─── Data excerpts ───

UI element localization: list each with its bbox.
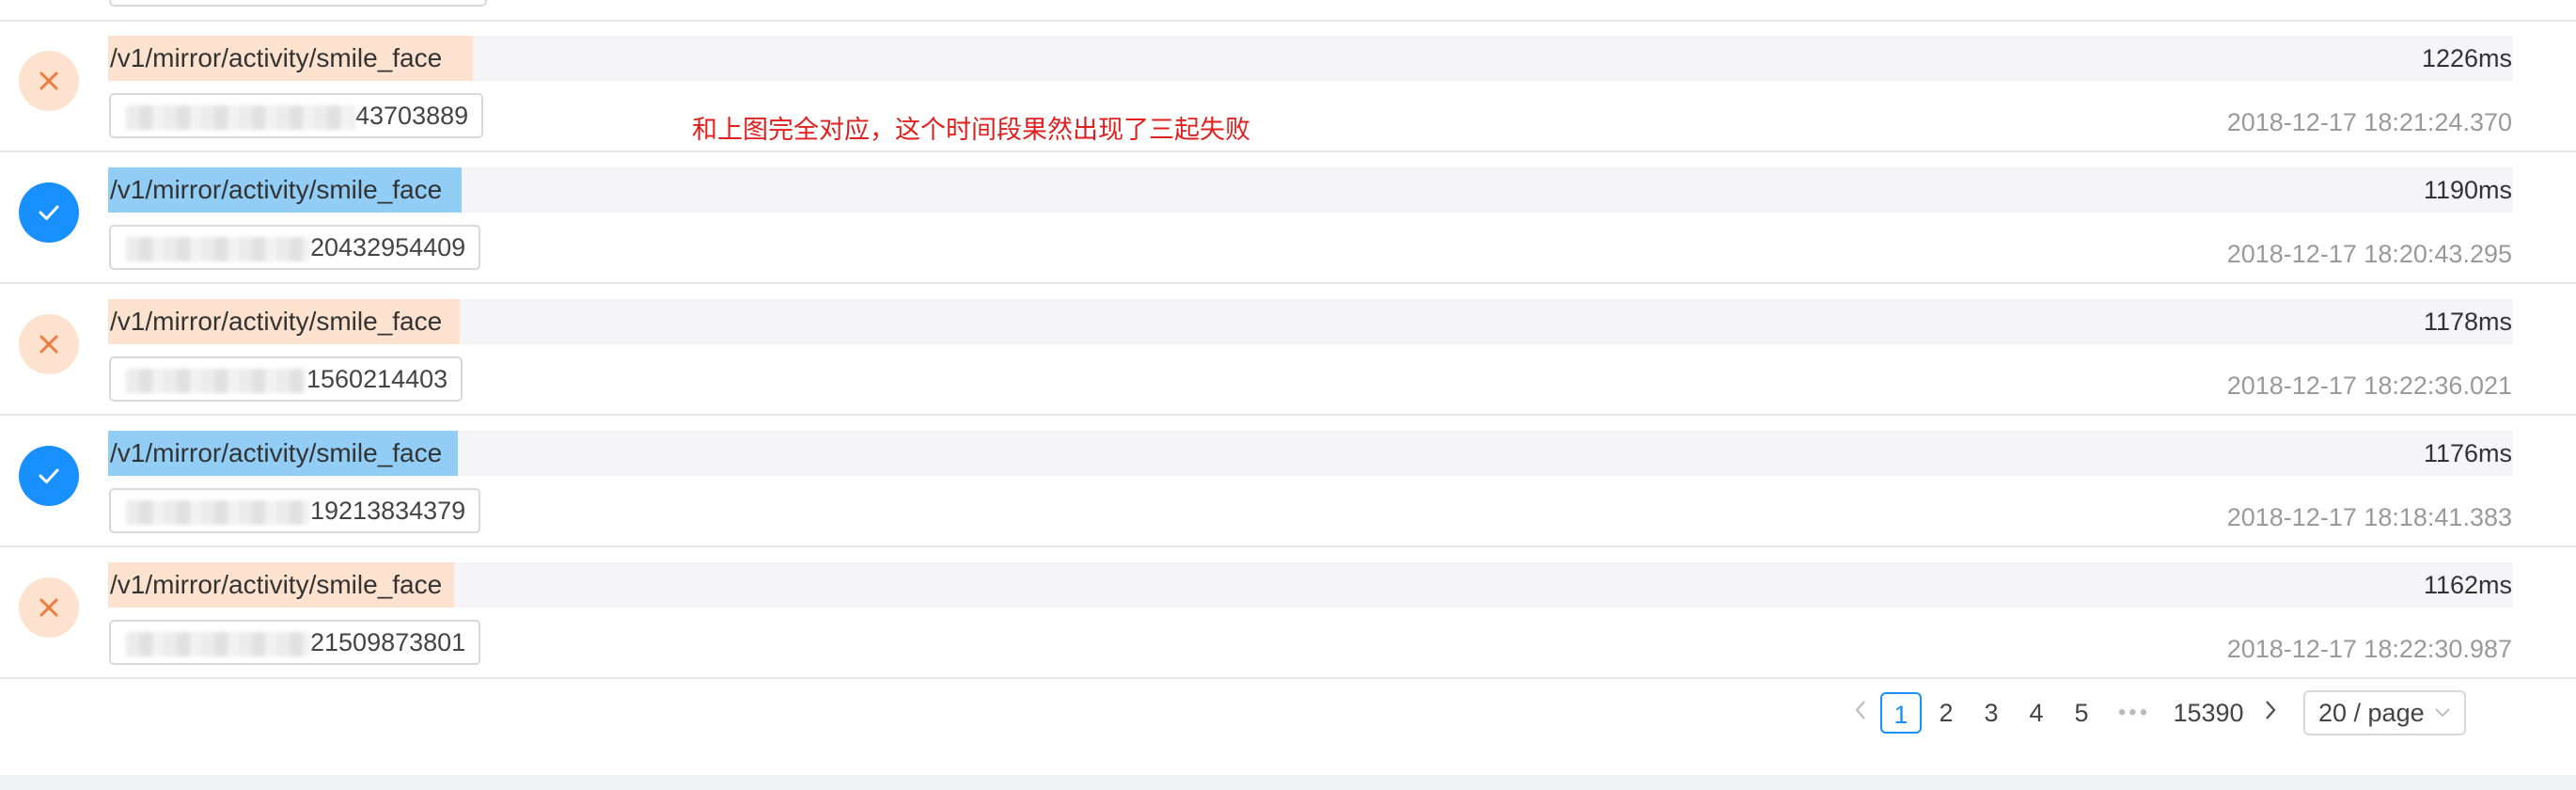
trace-id-suffix: 20432954409 (310, 233, 466, 261)
request-path: /v1/mirror/activity/smile_face (110, 570, 443, 599)
request-path-bar: /v1/mirror/activity/smile_face (108, 36, 2513, 81)
trace-row[interactable]: /v1/mirror/activity/smile_face 1162ms 21… (0, 547, 2576, 679)
trace-row[interactable]: /v1/mirror/activity/smile_face 1226ms 43… (0, 21, 2576, 152)
trace-id-suffix: 21509873801 (310, 628, 466, 656)
page-size-select[interactable]: 20 / page (2303, 690, 2466, 735)
chevron-down-icon (2434, 708, 2450, 718)
trace-id-tag[interactable]: 19213834379 (109, 488, 481, 533)
chevron-right-icon[interactable] (2254, 692, 2286, 734)
request-path-bar: /v1/mirror/activity/smile_face (108, 167, 2513, 213)
timestamp: 2018-12-17 18:22:36.021 (2226, 371, 2512, 400)
trace-row[interactable]: /v1/mirror/activity/smile_face 1178ms 15… (0, 284, 2576, 416)
timestamp: 2018-12-17 18:20:43.295 (2226, 240, 2512, 268)
last-page-button[interactable]: 15390 (2166, 692, 2251, 734)
previous-row-edge (0, 0, 2576, 22)
request-path: /v1/mirror/activity/smile_face (110, 175, 443, 204)
redacted-id (126, 368, 306, 393)
request-path-bar: /v1/mirror/activity/smile_face (108, 562, 2513, 608)
trace-row[interactable]: /v1/mirror/activity/smile_face 1190ms 20… (0, 152, 2576, 284)
page-size-value: 20 / page (2318, 699, 2425, 727)
request-path-bar: /v1/mirror/activity/smile_face (108, 299, 2513, 344)
trace-id-tag[interactable]: 21509873801 (109, 620, 481, 665)
page-4-button[interactable]: 4 (2016, 692, 2057, 734)
pagination: 1 2 3 4 5 ••• 15390 20 / page (1845, 690, 2466, 735)
annotation-note: 和上图完全对应，这个时间段果然出现了三起失败 (692, 116, 1250, 144)
fail-status-icon (19, 577, 79, 638)
trace-id-tag[interactable]: 20432954409 (109, 225, 481, 270)
trace-id-tag[interactable]: 1560214403 (109, 356, 463, 402)
success-status-icon (19, 182, 79, 243)
trace-row[interactable]: /v1/mirror/activity/smile_face 1176ms 19… (0, 416, 2576, 547)
page-3-button[interactable]: 3 (1971, 692, 2012, 734)
trace-id-suffix: 19213834379 (310, 497, 466, 525)
request-path: /v1/mirror/activity/smile_face (110, 438, 443, 467)
duration: 1162ms (2423, 571, 2512, 599)
timestamp: 2018-12-17 18:22:30.987 (2226, 635, 2512, 663)
redacted-id (126, 236, 310, 261)
page-2-button[interactable]: 2 (1925, 692, 1967, 734)
redacted-id (126, 499, 310, 525)
duration: 1190ms (2423, 176, 2512, 204)
request-path-bar: /v1/mirror/activity/smile_face (108, 431, 2513, 476)
chevron-left-icon[interactable] (1845, 692, 1877, 734)
fail-status-icon (19, 51, 79, 111)
redacted-id (126, 104, 355, 130)
duration: 1176ms (2423, 439, 2512, 467)
previous-row-tag (109, 0, 487, 7)
success-status-icon (19, 446, 79, 506)
footer-background (0, 775, 2576, 790)
timestamp: 2018-12-17 18:21:24.370 (2226, 108, 2512, 136)
request-path: /v1/mirror/activity/smile_face (110, 307, 443, 336)
duration: 1226ms (2421, 44, 2512, 72)
trace-id-tag[interactable]: 43703889 (109, 93, 484, 138)
page-1-button[interactable]: 1 (1880, 692, 1922, 734)
page-5-button[interactable]: 5 (2061, 692, 2102, 734)
duration: 1178ms (2423, 308, 2512, 336)
request-path: /v1/mirror/activity/smile_face (110, 43, 443, 72)
fail-status-icon (19, 314, 79, 374)
redacted-id (126, 631, 310, 656)
timestamp: 2018-12-17 18:18:41.383 (2226, 503, 2512, 531)
page-ellipsis[interactable]: ••• (2106, 692, 2162, 734)
trace-id-suffix: 1560214403 (306, 365, 448, 393)
trace-id-suffix: 43703889 (355, 102, 469, 130)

───

**What is being asked:**
Rewrite the lines of the records above as a numbered list, omitting any blank lines. Leave the picture out of the list.

**In response:**
1. UI element localization: list each with its bbox.
2. trace-id-suffix: 20432954409 (310, 233, 466, 261)
3. request-path: /v1/mirror/activity/smile_face (110, 570, 443, 599)
4. request-path-bar: /v1/mirror/activity/smile_face (108, 36, 2513, 81)
5. trace-row[interactable]: /v1/mirror/activity/smile_face 1162ms 21… (0, 547, 2576, 679)
6. trace-row[interactable]: /v1/mirror/activity/smile_face 1226ms 43… (0, 21, 2576, 152)
7. trace-id-suffix: 21509873801 (310, 628, 466, 656)
8. page-size-select[interactable]: 20 / page (2303, 690, 2466, 735)
9. chevron-down-icon (2434, 708, 2450, 718)
10. trace-id-tag[interactable]: 19213834379 (109, 488, 481, 533)
11. chevron-right-icon[interactable] (2254, 692, 2286, 734)
12. request-path-bar: /v1/mirror/activity/smile_face (108, 167, 2513, 213)
13. timestamp: 2018-12-17 18:22:36.021 (2226, 371, 2512, 400)
14. trace-row[interactable]: /v1/mirror/activity/smile_face 1178ms 15… (0, 284, 2576, 416)
15. timestamp: 2018-12-17 18:20:43.295 (2226, 240, 2512, 268)
16. last-page-button[interactable]: 15390 (2166, 692, 2251, 734)
17. previous-row-edge (0, 0, 2576, 22)
18. request-path: /v1/mirror/activity/smile_face (110, 175, 443, 204)
19. redacted-id (126, 368, 306, 393)
20. request-path-bar: /v1/mirror/activity/smile_face (108, 562, 2513, 608)
21. trace-row[interactable]: /v1/mirror/activity/smile_face 1190ms 20… (0, 152, 2576, 284)
22. page-size-value: 20 / page (2318, 699, 2425, 727)
23. request-path-bar: /v1/mirror/activity/smile_face (108, 299, 2513, 344)
24. trace-id-tag[interactable]: 21509873801 (109, 620, 481, 665)
25. page-4-button[interactable]: 4 (2016, 692, 2057, 734)
26. pagination: 1 2 3 4 5 ••• 15390 20 / page (1845, 690, 2466, 735)
27. annotation-note: 和上图完全对应，这个时间段果然出现了三起失败 (692, 116, 1250, 144)
28. fail-status-icon (19, 577, 79, 638)
29. trace-id-tag[interactable]: 20432954409 (109, 225, 481, 270)
30. trace-id-tag[interactable]: 1560214403 (109, 356, 463, 402)
31. success-status-icon (19, 182, 79, 243)
32. trace-row[interactable]: /v1/mirror/activity/smile_face 1176ms 19… (0, 416, 2576, 547)
33. page-3-button[interactable]: 3 (1971, 692, 2012, 734)
34. trace-id-suffix: 19213834379 (310, 497, 466, 525)
35. request-path: /v1/mirror/activity/smile_face (110, 438, 443, 467)
36. duration: 1162ms (2423, 571, 2512, 599)
37. timestamp: 2018-12-17 18:22:30.987 (2226, 635, 2512, 663)
38. redacted-id (126, 236, 310, 261)
39. page-2-button[interactable]: 2 (1925, 692, 1967, 734)
40. redacted-id (126, 499, 310, 525)
41. duration: 1190ms (2423, 176, 2512, 204)
42. request-path-bar: /v1/mirror/activity/smile_face (108, 431, 2513, 476)
43. chevron-left-icon[interactable] (1845, 692, 1877, 734)
44. fail-status-icon (19, 51, 79, 111)
45. redacted-id (126, 104, 355, 130)
46. duration: 1176ms (2423, 439, 2512, 467)
47. previous-row-tag (109, 0, 487, 7)
48. success-status-icon (19, 446, 79, 506)
49. footer-background (0, 775, 2576, 790)
50. timestamp: 2018-12-17 18:21:24.370 (2226, 108, 2512, 136)
51. request-path: /v1/mirror/activity/smile_face (110, 307, 443, 336)
52. duration: 1226ms (2421, 44, 2512, 72)
53. trace-id-tag[interactable]: 43703889 (109, 93, 484, 138)
54. page-1-button[interactable]: 1 (1880, 692, 1922, 734)
55. page-5-button[interactable]: 5 (2061, 692, 2102, 734)
56. duration: 1178ms (2423, 308, 2512, 336)
57. request-path: /v1/mirror/activity/smile_face (110, 43, 443, 72)
58. fail-status-icon (19, 314, 79, 374)
59. redacted-id (126, 631, 310, 656)
60. timestamp: 2018-12-17 18:18:41.383 (2226, 503, 2512, 531)
61. page-ellipsis[interactable]: ••• (2106, 692, 2162, 734)
62. trace-id-suffix: 1560214403 (306, 365, 448, 393)
63. trace-id-suffix: 43703889 (355, 102, 469, 130)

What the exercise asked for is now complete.